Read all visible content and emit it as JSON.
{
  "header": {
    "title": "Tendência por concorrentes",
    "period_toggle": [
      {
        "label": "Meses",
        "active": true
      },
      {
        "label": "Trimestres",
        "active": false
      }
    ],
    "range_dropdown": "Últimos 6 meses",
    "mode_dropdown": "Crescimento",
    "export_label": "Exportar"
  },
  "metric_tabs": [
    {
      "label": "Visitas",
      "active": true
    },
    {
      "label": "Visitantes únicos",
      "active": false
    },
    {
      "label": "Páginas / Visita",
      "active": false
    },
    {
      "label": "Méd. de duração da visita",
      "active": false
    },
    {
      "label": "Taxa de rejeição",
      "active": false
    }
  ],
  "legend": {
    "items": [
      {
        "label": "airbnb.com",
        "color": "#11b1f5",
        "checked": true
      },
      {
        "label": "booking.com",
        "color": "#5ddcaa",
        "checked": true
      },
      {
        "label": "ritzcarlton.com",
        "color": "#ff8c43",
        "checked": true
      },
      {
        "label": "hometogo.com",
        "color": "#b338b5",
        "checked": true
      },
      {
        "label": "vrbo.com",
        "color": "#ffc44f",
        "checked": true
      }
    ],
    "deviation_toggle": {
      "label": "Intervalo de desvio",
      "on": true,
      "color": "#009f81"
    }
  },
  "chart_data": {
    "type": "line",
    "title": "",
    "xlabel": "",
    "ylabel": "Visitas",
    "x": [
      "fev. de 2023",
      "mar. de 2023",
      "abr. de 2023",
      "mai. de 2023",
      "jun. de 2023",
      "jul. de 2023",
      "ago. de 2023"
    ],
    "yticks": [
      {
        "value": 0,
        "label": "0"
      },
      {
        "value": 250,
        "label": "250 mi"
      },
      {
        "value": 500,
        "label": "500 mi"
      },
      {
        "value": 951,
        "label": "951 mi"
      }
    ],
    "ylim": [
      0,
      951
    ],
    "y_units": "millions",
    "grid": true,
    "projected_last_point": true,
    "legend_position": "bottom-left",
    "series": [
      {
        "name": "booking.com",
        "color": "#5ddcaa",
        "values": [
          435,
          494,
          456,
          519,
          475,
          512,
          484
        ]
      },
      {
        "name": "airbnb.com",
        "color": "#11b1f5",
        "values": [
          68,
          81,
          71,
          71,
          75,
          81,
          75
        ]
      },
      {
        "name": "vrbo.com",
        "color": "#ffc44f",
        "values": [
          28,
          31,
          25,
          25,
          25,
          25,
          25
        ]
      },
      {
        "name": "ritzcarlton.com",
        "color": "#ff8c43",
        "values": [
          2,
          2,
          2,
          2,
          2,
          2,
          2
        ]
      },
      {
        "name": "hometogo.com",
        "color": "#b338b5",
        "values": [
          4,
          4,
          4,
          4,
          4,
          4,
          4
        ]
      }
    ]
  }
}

### WHAT YOU NEED TO DO
All of the data needs to be printed once more, exactly.

### WRITTEN REPLY
Read all visible content and emit it as JSON.
{
  "header": {
    "title": "Tendência por concorrentes",
    "period_toggle": [
      {
        "label": "Meses",
        "active": true
      },
      {
        "label": "Trimestres",
        "active": false
      }
    ],
    "range_dropdown": "Últimos 6 meses",
    "mode_dropdown": "Crescimento",
    "export_label": "Exportar"
  },
  "metric_tabs": [
    {
      "label": "Visitas",
      "active": true
    },
    {
      "label": "Visitantes únicos",
      "active": false
    },
    {
      "label": "Páginas / Visita",
      "active": false
    },
    {
      "label": "Méd. de duração da visita",
      "active": false
    },
    {
      "label": "Taxa de rejeição",
      "active": false
    }
  ],
  "legend": {
    "items": [
      {
        "label": "airbnb.com",
        "color": "#11b1f5",
        "checked": true
      },
      {
        "label": "booking.com",
        "color": "#5ddcaa",
        "checked": true
      },
      {
        "label": "ritzcarlton.com",
        "color": "#ff8c43",
        "checked": true
      },
      {
        "label": "hometogo.com",
        "color": "#b338b5",
        "checked": true
      },
      {
        "label": "vrbo.com",
        "color": "#ffc44f",
        "checked": true
      }
    ],
    "deviation_toggle": {
      "label": "Intervalo de desvio",
      "on": true,
      "color": "#009f81"
    }
  },
  "chart_data": {
    "type": "line",
    "title": "",
    "xlabel": "",
    "ylabel": "Visitas",
    "x": [
      "fev. de 2023",
      "mar. de 2023",
      "abr. de 2023",
      "mai. de 2023",
      "jun. de 2023",
      "jul. de 2023",
      "ago. de 2023"
    ],
    "yticks": [
      {
        "value": 0,
        "label": "0"
      },
      {
        "value": 250,
        "label": "250 mi"
      },
      {
        "value": 500,
        "label": "500 mi"
      },
      {
        "value": 951,
        "label": "951 mi"
      }
    ],
    "ylim": [
      0,
      951
    ],
    "y_units": "millions",
    "grid": true,
    "projected_last_point": true,
    "legend_position": "bottom-left",
    "series": [
      {
        "name": "booking.com",
        "color": "#5ddcaa",
        "values": [
          435,
          494,
          456,
          519,
          475,
          512,
          484
        ]
      },
      {
        "name": "airbnb.com",
        "color": "#11b1f5",
        "values": [
          68,
          81,
          71,
          71,
          75,
          81,
          75
        ]
      },
      {
        "name": "vrbo.com",
        "color": "#ffc44f",
        "values": [
          28,
          31,
          25,
          25,
          25,
          25,
          25
        ]
      },
      {
        "name": "ritzcarlton.com",
        "color": "#ff8c43",
        "values": [
          2,
          2,
          2,
          2,
          2,
          2,
          2
        ]
      },
      {
        "name": "hometogo.com",
        "color": "#b338b5",
        "values": [
          4,
          4,
          4,
          4,
          4,
          4,
          4
        ]
      }
    ]
  }
}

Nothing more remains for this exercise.